BEGIN Data
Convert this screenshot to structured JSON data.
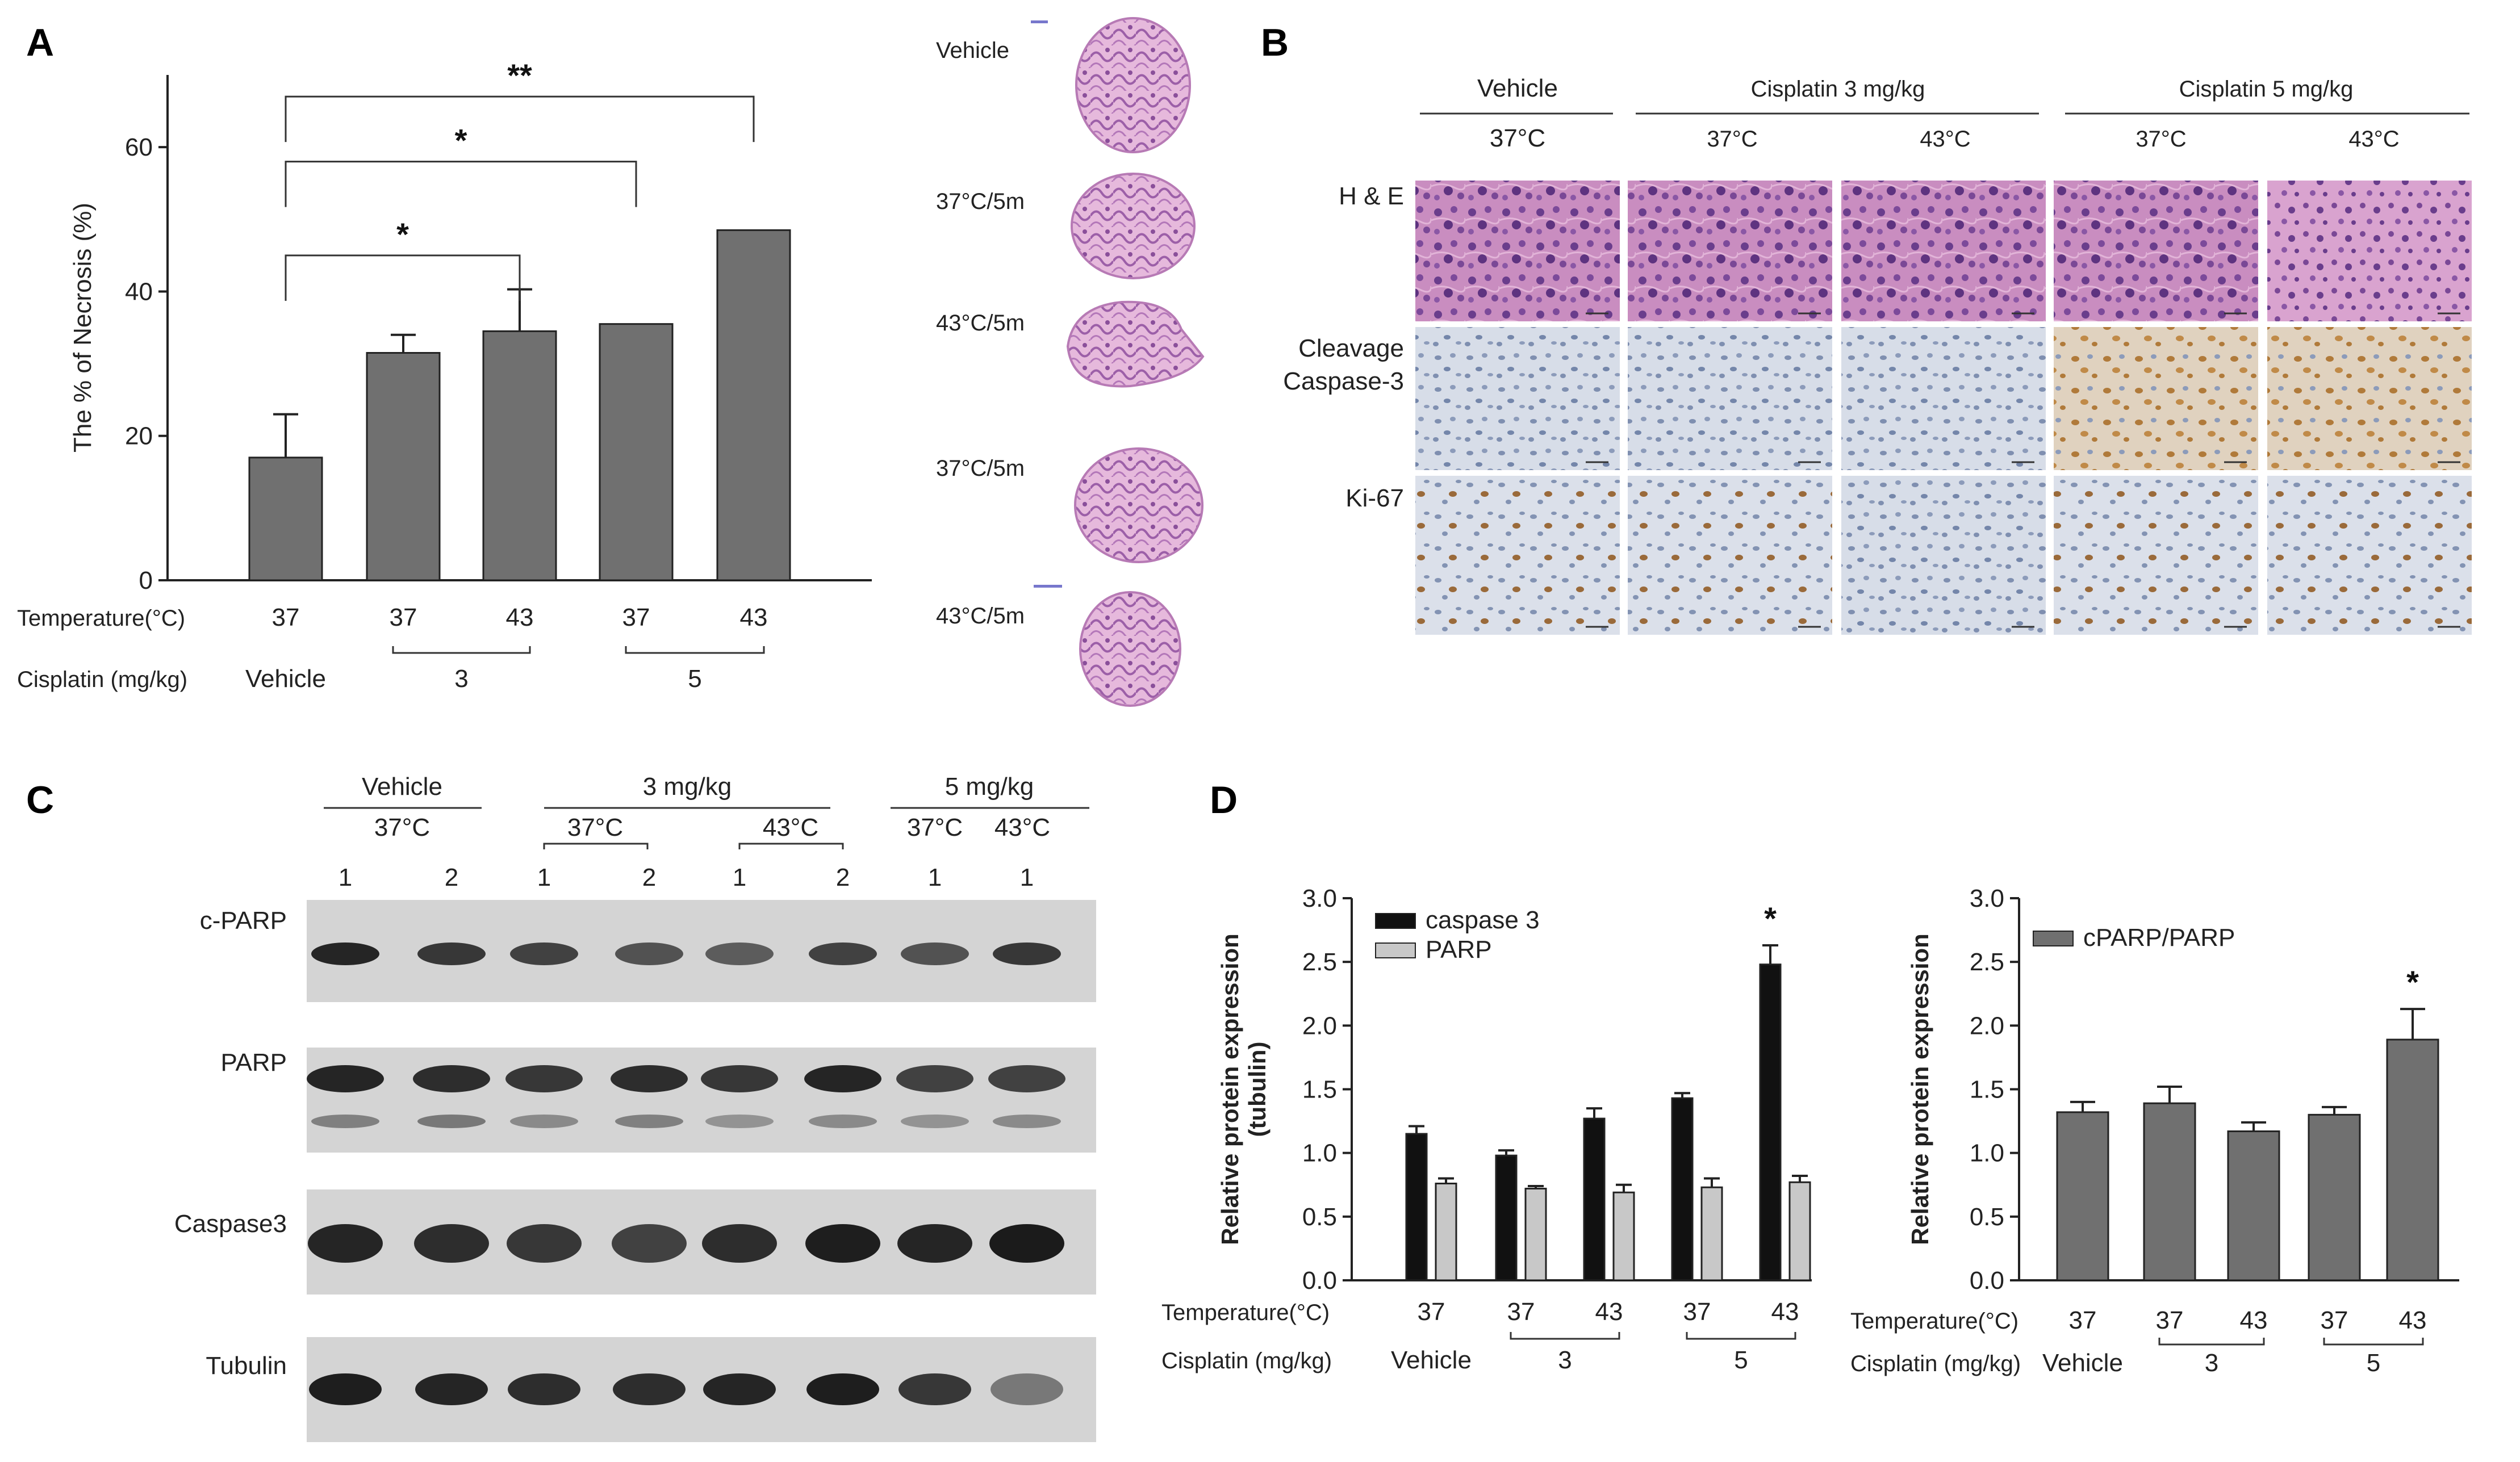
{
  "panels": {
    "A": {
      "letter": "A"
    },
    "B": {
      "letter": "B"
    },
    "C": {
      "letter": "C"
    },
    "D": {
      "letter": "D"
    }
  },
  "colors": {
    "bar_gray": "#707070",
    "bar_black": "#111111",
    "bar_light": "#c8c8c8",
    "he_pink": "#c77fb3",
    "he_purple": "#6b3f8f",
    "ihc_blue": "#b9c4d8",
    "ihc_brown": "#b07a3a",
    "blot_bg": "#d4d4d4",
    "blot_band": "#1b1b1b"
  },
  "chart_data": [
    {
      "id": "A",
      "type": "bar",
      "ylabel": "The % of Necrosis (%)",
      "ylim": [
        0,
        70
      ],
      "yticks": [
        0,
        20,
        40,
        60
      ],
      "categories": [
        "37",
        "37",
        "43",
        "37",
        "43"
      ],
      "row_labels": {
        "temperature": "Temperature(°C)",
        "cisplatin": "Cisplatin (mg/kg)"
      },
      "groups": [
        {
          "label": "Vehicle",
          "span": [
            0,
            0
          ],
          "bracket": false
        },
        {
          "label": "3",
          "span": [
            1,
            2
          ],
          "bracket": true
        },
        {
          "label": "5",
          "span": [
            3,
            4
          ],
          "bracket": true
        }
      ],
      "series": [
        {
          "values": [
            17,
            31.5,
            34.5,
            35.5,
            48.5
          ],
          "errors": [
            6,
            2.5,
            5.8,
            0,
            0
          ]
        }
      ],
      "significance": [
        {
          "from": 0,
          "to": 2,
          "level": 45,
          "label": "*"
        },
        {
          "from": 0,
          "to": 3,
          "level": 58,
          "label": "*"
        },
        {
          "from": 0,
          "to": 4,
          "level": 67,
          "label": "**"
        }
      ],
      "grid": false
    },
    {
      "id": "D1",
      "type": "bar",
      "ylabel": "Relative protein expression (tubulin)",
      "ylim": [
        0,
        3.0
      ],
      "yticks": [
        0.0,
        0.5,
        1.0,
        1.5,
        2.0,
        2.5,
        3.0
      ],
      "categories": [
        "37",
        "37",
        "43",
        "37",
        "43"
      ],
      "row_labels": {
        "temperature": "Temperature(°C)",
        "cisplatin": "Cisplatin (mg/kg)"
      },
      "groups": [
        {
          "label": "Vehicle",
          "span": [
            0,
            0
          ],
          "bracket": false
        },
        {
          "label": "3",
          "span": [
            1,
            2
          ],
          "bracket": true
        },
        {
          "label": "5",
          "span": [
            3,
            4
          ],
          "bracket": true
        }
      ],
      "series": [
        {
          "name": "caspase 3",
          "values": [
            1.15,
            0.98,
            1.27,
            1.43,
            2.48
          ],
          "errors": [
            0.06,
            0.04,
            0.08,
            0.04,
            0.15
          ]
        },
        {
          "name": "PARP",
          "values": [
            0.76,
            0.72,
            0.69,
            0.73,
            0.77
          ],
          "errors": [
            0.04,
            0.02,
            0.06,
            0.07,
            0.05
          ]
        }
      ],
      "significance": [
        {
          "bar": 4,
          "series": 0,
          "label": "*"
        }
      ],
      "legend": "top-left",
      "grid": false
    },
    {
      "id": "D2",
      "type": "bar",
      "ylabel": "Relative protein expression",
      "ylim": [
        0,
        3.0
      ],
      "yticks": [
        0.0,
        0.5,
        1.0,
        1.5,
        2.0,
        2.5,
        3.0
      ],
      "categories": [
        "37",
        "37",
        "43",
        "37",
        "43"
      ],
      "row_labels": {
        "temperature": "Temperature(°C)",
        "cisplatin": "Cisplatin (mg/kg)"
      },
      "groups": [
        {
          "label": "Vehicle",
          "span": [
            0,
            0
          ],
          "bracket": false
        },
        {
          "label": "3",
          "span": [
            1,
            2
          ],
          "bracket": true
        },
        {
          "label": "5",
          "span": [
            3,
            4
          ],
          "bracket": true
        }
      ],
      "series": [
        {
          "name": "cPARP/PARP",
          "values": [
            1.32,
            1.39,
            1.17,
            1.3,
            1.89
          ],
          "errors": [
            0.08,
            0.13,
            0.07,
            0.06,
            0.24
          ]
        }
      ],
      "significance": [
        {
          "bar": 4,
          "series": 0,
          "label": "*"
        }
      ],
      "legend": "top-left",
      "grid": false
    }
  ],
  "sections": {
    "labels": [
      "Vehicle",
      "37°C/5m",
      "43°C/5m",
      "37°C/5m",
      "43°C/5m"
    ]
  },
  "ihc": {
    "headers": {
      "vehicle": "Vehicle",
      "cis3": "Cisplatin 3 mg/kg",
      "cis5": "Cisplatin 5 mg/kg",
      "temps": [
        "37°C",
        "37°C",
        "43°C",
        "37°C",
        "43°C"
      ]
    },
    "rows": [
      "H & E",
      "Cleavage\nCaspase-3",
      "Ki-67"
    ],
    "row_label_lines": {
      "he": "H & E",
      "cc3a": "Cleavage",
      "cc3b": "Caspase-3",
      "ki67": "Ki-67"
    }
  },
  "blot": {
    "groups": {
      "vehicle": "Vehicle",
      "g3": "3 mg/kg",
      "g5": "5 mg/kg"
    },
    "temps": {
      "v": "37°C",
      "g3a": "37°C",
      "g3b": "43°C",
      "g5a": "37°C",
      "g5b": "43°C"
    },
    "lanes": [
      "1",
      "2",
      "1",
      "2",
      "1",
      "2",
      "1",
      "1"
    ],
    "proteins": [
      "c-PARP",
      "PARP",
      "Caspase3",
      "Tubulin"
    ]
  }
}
END Data
→ Work instruction: Could you repeat every record exactly as written, with the pictures left out?

→ Solution to this task:
Convert this screenshot to structured JSON data.
{
  "panels": {
    "A": {
      "letter": "A"
    },
    "B": {
      "letter": "B"
    },
    "C": {
      "letter": "C"
    },
    "D": {
      "letter": "D"
    }
  },
  "colors": {
    "bar_gray": "#707070",
    "bar_black": "#111111",
    "bar_light": "#c8c8c8",
    "he_pink": "#c77fb3",
    "he_purple": "#6b3f8f",
    "ihc_blue": "#b9c4d8",
    "ihc_brown": "#b07a3a",
    "blot_bg": "#d4d4d4",
    "blot_band": "#1b1b1b"
  },
  "chart_data": [
    {
      "id": "A",
      "type": "bar",
      "ylabel": "The % of Necrosis (%)",
      "ylim": [
        0,
        70
      ],
      "yticks": [
        0,
        20,
        40,
        60
      ],
      "categories": [
        "37",
        "37",
        "43",
        "37",
        "43"
      ],
      "row_labels": {
        "temperature": "Temperature(°C)",
        "cisplatin": "Cisplatin (mg/kg)"
      },
      "groups": [
        {
          "label": "Vehicle",
          "span": [
            0,
            0
          ],
          "bracket": false
        },
        {
          "label": "3",
          "span": [
            1,
            2
          ],
          "bracket": true
        },
        {
          "label": "5",
          "span": [
            3,
            4
          ],
          "bracket": true
        }
      ],
      "series": [
        {
          "values": [
            17,
            31.5,
            34.5,
            35.5,
            48.5
          ],
          "errors": [
            6,
            2.5,
            5.8,
            0,
            0
          ]
        }
      ],
      "significance": [
        {
          "from": 0,
          "to": 2,
          "level": 45,
          "label": "*"
        },
        {
          "from": 0,
          "to": 3,
          "level": 58,
          "label": "*"
        },
        {
          "from": 0,
          "to": 4,
          "level": 67,
          "label": "**"
        }
      ],
      "grid": false
    },
    {
      "id": "D1",
      "type": "bar",
      "ylabel": "Relative protein expression (tubulin)",
      "ylim": [
        0,
        3.0
      ],
      "yticks": [
        0.0,
        0.5,
        1.0,
        1.5,
        2.0,
        2.5,
        3.0
      ],
      "categories": [
        "37",
        "37",
        "43",
        "37",
        "43"
      ],
      "row_labels": {
        "temperature": "Temperature(°C)",
        "cisplatin": "Cisplatin (mg/kg)"
      },
      "groups": [
        {
          "label": "Vehicle",
          "span": [
            0,
            0
          ],
          "bracket": false
        },
        {
          "label": "3",
          "span": [
            1,
            2
          ],
          "bracket": true
        },
        {
          "label": "5",
          "span": [
            3,
            4
          ],
          "bracket": true
        }
      ],
      "series": [
        {
          "name": "caspase 3",
          "values": [
            1.15,
            0.98,
            1.27,
            1.43,
            2.48
          ],
          "errors": [
            0.06,
            0.04,
            0.08,
            0.04,
            0.15
          ]
        },
        {
          "name": "PARP",
          "values": [
            0.76,
            0.72,
            0.69,
            0.73,
            0.77
          ],
          "errors": [
            0.04,
            0.02,
            0.06,
            0.07,
            0.05
          ]
        }
      ],
      "significance": [
        {
          "bar": 4,
          "series": 0,
          "label": "*"
        }
      ],
      "legend": "top-left",
      "grid": false
    },
    {
      "id": "D2",
      "type": "bar",
      "ylabel": "Relative protein expression",
      "ylim": [
        0,
        3.0
      ],
      "yticks": [
        0.0,
        0.5,
        1.0,
        1.5,
        2.0,
        2.5,
        3.0
      ],
      "categories": [
        "37",
        "37",
        "43",
        "37",
        "43"
      ],
      "row_labels": {
        "temperature": "Temperature(°C)",
        "cisplatin": "Cisplatin (mg/kg)"
      },
      "groups": [
        {
          "label": "Vehicle",
          "span": [
            0,
            0
          ],
          "bracket": false
        },
        {
          "label": "3",
          "span": [
            1,
            2
          ],
          "bracket": true
        },
        {
          "label": "5",
          "span": [
            3,
            4
          ],
          "bracket": true
        }
      ],
      "series": [
        {
          "name": "cPARP/PARP",
          "values": [
            1.32,
            1.39,
            1.17,
            1.3,
            1.89
          ],
          "errors": [
            0.08,
            0.13,
            0.07,
            0.06,
            0.24
          ]
        }
      ],
      "significance": [
        {
          "bar": 4,
          "series": 0,
          "label": "*"
        }
      ],
      "legend": "top-left",
      "grid": false
    }
  ],
  "sections": {
    "labels": [
      "Vehicle",
      "37°C/5m",
      "43°C/5m",
      "37°C/5m",
      "43°C/5m"
    ]
  },
  "ihc": {
    "headers": {
      "vehicle": "Vehicle",
      "cis3": "Cisplatin 3 mg/kg",
      "cis5": "Cisplatin 5 mg/kg",
      "temps": [
        "37°C",
        "37°C",
        "43°C",
        "37°C",
        "43°C"
      ]
    },
    "rows": [
      "H & E",
      "Cleavage\nCaspase-3",
      "Ki-67"
    ],
    "row_label_lines": {
      "he": "H & E",
      "cc3a": "Cleavage",
      "cc3b": "Caspase-3",
      "ki67": "Ki-67"
    }
  },
  "blot": {
    "groups": {
      "vehicle": "Vehicle",
      "g3": "3 mg/kg",
      "g5": "5 mg/kg"
    },
    "temps": {
      "v": "37°C",
      "g3a": "37°C",
      "g3b": "43°C",
      "g5a": "37°C",
      "g5b": "43°C"
    },
    "lanes": [
      "1",
      "2",
      "1",
      "2",
      "1",
      "2",
      "1",
      "1"
    ],
    "proteins": [
      "c-PARP",
      "PARP",
      "Caspase3",
      "Tubulin"
    ]
  }
}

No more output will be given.